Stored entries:
_ _ _

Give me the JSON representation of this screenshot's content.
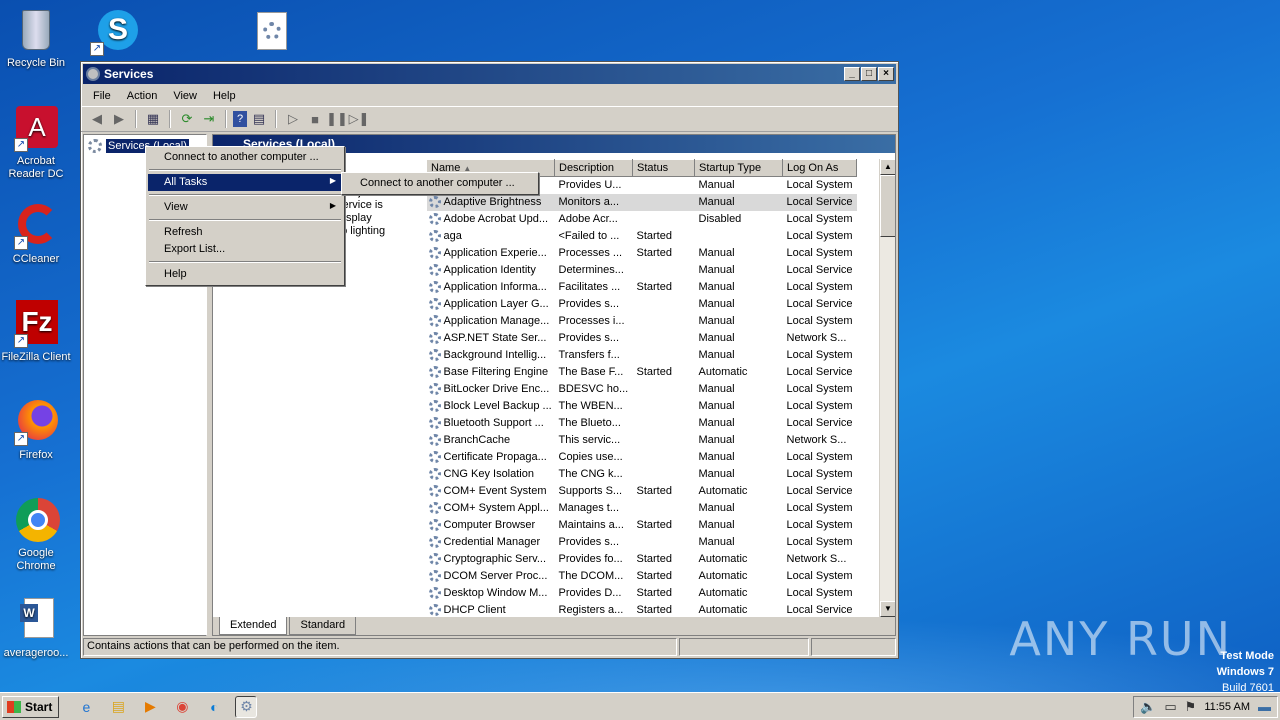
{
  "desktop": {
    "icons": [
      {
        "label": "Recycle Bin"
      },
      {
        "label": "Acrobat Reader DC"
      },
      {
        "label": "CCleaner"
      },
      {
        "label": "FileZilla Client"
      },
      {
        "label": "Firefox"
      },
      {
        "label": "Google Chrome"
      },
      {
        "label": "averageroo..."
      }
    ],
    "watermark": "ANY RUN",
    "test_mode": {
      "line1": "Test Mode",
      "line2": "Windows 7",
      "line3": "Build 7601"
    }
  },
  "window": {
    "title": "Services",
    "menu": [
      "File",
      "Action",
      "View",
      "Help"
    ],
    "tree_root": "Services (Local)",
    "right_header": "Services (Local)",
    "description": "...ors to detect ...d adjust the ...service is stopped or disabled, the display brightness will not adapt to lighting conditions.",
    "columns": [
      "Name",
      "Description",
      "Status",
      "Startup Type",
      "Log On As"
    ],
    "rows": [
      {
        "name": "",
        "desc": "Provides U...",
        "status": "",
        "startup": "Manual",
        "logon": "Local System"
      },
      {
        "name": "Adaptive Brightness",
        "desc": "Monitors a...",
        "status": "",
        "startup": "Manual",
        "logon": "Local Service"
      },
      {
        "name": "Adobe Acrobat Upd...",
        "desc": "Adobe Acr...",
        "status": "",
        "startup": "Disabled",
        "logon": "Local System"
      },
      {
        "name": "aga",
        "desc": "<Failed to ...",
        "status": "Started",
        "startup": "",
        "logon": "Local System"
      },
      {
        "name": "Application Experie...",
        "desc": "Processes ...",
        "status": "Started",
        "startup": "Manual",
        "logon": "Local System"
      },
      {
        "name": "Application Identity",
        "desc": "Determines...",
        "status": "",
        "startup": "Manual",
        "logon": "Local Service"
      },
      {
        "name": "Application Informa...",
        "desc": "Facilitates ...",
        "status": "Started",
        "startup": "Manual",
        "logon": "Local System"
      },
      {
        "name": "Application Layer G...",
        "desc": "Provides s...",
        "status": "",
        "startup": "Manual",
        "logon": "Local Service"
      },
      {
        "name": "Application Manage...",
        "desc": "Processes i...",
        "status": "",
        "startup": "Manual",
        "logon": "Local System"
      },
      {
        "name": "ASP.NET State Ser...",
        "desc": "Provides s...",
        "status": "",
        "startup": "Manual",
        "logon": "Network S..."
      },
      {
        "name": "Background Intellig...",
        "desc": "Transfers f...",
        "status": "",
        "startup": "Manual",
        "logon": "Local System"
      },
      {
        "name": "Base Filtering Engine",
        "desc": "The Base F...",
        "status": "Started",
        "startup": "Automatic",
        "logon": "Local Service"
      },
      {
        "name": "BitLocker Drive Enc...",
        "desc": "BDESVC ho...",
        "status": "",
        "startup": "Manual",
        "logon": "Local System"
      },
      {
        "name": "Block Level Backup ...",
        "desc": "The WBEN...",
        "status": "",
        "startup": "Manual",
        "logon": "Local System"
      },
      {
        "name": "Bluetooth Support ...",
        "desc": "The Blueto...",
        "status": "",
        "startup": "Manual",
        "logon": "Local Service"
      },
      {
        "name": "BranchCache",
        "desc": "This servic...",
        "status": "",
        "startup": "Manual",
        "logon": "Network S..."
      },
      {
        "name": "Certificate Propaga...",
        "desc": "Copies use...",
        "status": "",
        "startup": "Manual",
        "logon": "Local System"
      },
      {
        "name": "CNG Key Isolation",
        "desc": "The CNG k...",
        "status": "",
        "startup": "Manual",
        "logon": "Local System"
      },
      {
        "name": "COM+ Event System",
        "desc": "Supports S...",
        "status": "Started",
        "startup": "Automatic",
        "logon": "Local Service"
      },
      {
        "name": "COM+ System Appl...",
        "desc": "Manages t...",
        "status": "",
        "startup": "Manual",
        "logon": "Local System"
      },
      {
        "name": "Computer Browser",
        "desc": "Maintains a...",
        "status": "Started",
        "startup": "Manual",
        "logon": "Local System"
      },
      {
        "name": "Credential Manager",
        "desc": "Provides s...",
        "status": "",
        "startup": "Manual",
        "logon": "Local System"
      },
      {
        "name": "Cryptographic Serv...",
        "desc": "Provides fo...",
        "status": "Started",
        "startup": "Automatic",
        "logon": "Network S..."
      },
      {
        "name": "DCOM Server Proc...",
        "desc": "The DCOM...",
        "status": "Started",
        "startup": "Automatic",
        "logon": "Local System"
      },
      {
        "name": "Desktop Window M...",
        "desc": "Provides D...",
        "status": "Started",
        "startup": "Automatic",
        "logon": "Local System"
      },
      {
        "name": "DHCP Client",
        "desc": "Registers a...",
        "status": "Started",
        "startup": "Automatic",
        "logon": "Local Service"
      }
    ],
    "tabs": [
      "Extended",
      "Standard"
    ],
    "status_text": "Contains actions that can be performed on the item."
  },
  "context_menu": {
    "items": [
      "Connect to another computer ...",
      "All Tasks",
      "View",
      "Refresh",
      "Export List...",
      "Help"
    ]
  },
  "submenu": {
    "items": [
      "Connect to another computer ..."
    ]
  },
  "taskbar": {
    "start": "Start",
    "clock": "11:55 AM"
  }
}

_ _ _

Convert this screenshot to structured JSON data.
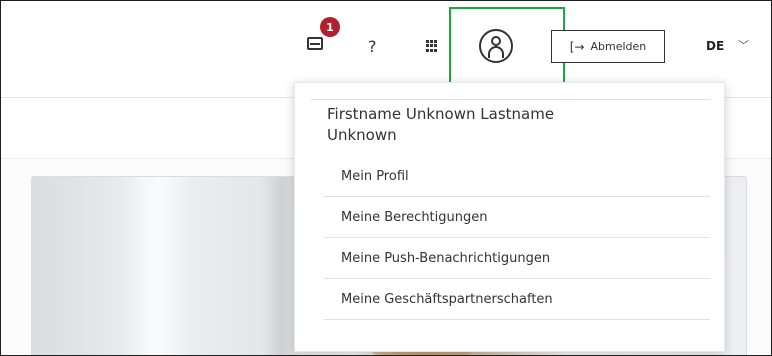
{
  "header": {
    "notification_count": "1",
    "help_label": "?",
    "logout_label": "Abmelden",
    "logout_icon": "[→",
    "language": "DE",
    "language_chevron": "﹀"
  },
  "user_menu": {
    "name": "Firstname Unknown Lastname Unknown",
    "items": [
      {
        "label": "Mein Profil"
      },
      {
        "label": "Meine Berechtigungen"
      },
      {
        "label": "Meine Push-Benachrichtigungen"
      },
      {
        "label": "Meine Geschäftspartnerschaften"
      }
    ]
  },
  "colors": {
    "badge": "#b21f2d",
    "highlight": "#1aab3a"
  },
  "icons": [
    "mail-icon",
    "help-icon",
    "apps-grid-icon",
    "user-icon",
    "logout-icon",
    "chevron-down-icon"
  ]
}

_ _ _

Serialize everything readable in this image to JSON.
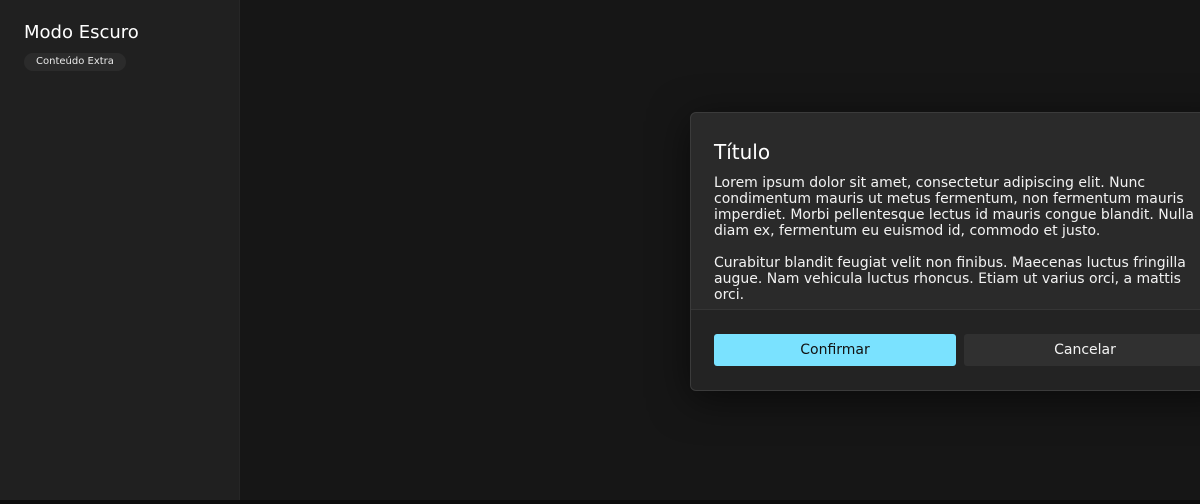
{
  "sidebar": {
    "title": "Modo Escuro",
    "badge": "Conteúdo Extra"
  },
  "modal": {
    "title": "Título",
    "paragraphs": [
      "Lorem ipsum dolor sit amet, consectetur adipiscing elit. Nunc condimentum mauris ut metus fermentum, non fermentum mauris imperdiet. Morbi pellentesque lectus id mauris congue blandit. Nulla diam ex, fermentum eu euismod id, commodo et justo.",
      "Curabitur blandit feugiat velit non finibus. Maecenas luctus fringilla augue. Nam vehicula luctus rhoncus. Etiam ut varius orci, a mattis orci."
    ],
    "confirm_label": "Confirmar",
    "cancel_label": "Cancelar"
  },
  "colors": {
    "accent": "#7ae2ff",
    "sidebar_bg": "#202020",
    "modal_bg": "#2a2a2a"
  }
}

_ _ _

Written task: Gather every line from the listing above in which "Base" appears, and copy those lines.

Solution to the exercise:
        "name": "Base Filtering Engine",
        "desc": "The Base F...",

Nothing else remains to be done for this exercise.